*Aim of the exercise*. Each entry below should be reproduced character for character.

## begin Working data

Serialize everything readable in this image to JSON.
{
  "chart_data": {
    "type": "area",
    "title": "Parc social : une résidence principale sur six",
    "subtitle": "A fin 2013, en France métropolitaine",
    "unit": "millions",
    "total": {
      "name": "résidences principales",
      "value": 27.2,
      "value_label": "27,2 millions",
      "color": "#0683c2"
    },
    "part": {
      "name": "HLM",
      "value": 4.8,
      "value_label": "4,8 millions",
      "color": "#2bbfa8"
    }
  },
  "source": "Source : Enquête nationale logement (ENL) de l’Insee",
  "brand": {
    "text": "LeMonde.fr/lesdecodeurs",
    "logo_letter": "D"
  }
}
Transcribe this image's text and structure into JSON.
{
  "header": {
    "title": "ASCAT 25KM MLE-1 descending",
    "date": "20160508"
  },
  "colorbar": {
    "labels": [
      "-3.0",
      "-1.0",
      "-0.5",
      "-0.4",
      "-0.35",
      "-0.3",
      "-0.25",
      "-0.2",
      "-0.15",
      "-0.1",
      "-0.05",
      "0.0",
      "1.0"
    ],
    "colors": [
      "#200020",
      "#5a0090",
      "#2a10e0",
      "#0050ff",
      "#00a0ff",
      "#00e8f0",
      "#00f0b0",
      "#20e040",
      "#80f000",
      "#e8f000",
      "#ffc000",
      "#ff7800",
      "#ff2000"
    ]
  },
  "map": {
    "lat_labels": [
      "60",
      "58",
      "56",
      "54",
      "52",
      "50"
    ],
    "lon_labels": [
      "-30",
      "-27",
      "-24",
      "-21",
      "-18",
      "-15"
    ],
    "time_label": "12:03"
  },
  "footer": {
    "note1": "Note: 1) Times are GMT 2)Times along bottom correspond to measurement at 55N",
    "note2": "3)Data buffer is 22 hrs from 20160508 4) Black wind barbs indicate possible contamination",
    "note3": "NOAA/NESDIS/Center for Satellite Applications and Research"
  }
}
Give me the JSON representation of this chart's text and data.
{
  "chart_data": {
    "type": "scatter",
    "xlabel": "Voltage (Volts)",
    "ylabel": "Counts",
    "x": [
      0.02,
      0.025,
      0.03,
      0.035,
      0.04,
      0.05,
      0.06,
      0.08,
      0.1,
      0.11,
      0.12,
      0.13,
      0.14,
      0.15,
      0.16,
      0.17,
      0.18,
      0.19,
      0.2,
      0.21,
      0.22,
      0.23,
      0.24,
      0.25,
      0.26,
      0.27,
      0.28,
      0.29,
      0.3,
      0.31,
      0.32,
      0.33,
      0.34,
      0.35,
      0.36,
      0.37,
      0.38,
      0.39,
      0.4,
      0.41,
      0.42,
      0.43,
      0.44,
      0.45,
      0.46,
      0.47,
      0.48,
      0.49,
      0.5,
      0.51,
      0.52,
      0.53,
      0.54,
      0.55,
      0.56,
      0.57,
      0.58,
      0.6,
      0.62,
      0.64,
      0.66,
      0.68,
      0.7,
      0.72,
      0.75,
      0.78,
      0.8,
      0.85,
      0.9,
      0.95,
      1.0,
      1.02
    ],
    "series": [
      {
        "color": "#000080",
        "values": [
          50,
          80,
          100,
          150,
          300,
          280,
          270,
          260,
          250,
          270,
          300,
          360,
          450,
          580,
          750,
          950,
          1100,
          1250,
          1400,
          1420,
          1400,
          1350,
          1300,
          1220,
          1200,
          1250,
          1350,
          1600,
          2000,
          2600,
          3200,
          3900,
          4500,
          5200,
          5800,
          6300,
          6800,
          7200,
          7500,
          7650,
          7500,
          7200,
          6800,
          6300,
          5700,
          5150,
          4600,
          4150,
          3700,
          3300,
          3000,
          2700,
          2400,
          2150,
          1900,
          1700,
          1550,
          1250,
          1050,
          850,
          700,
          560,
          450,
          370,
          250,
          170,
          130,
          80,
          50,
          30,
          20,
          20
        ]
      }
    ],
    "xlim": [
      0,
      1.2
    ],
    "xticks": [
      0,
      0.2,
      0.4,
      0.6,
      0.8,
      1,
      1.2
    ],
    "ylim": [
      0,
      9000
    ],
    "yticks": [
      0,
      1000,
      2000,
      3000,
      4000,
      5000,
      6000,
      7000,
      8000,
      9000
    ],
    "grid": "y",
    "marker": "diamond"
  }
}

## end Working data

*Finished exercise*.
Serialize everything readable in this image to JSON.
{
  "chart_data": {
    "type": "area",
    "title": "Parc social : une résidence principale sur six",
    "subtitle": "A fin 2013, en France métropolitaine",
    "unit": "millions",
    "total": {
      "name": "résidences principales",
      "value": 27.2,
      "value_label": "27,2 millions",
      "color": "#0683c2"
    },
    "part": {
      "name": "HLM",
      "value": 4.8,
      "value_label": "4,8 millions",
      "color": "#2bbfa8"
    }
  },
  "source": "Source : Enquête nationale logement (ENL) de l’Insee",
  "brand": {
    "text": "LeMonde.fr/lesdecodeurs",
    "logo_letter": "D"
  }
}
Transcribe this image's text and structure into JSON.
{
  "header": {
    "title": "ASCAT 25KM MLE-1 descending",
    "date": "20160508"
  },
  "colorbar": {
    "labels": [
      "-3.0",
      "-1.0",
      "-0.5",
      "-0.4",
      "-0.35",
      "-0.3",
      "-0.25",
      "-0.2",
      "-0.15",
      "-0.1",
      "-0.05",
      "0.0",
      "1.0"
    ],
    "colors": [
      "#200020",
      "#5a0090",
      "#2a10e0",
      "#0050ff",
      "#00a0ff",
      "#00e8f0",
      "#00f0b0",
      "#20e040",
      "#80f000",
      "#e8f000",
      "#ffc000",
      "#ff7800",
      "#ff2000"
    ]
  },
  "map": {
    "lat_labels": [
      "60",
      "58",
      "56",
      "54",
      "52",
      "50"
    ],
    "lon_labels": [
      "-30",
      "-27",
      "-24",
      "-21",
      "-18",
      "-15"
    ],
    "time_label": "12:03"
  },
  "footer": {
    "note1": "Note: 1) Times are GMT 2)Times along bottom correspond to measurement at 55N",
    "note2": "3)Data buffer is 22 hrs from 20160508 4) Black wind barbs indicate possible contamination",
    "note3": "NOAA/NESDIS/Center for Satellite Applications and Research"
  }
}
Give me the JSON representation of this chart's text and data.
{
  "chart_data": {
    "type": "scatter",
    "xlabel": "Voltage (Volts)",
    "ylabel": "Counts",
    "x": [
      0.02,
      0.025,
      0.03,
      0.035,
      0.04,
      0.05,
      0.06,
      0.08,
      0.1,
      0.11,
      0.12,
      0.13,
      0.14,
      0.15,
      0.16,
      0.17,
      0.18,
      0.19,
      0.2,
      0.21,
      0.22,
      0.23,
      0.24,
      0.25,
      0.26,
      0.27,
      0.28,
      0.29,
      0.3,
      0.31,
      0.32,
      0.33,
      0.34,
      0.35,
      0.36,
      0.37,
      0.38,
      0.39,
      0.4,
      0.41,
      0.42,
      0.43,
      0.44,
      0.45,
      0.46,
      0.47,
      0.48,
      0.49,
      0.5,
      0.51,
      0.52,
      0.53,
      0.54,
      0.55,
      0.56,
      0.57,
      0.58,
      0.6,
      0.62,
      0.64,
      0.66,
      0.68,
      0.7,
      0.72,
      0.75,
      0.78,
      0.8,
      0.85,
      0.9,
      0.95,
      1.0,
      1.02
    ],
    "series": [
      {
        "color": "#000080",
        "values": [
          50,
          80,
          100,
          150,
          300,
          280,
          270,
          260,
          250,
          270,
          300,
          360,
          450,
          580,
          750,
          950,
          1100,
          1250,
          1400,
          1420,
          1400,
          1350,
          1300,
          1220,
          1200,
          1250,
          1350,
          1600,
          2000,
          2600,
          3200,
          3900,
          4500,
          5200,
          5800,
          6300,
          6800,
          7200,
          7500,
          7650,
          7500,
          7200,
          6800,
          6300,
          5700,
          5150,
          4600,
          4150,
          3700,
          3300,
          3000,
          2700,
          2400,
          2150,
          1900,
          1700,
          1550,
          1250,
          1050,
          850,
          700,
          560,
          450,
          370,
          250,
          170,
          130,
          80,
          50,
          30,
          20,
          20
        ]
      }
    ],
    "xlim": [
      0,
      1.2
    ],
    "xticks": [
      0,
      0.2,
      0.4,
      0.6,
      0.8,
      1,
      1.2
    ],
    "ylim": [
      0,
      9000
    ],
    "yticks": [
      0,
      1000,
      2000,
      3000,
      4000,
      5000,
      6000,
      7000,
      8000,
      9000
    ],
    "grid": "y",
    "marker": "diamond"
  }
}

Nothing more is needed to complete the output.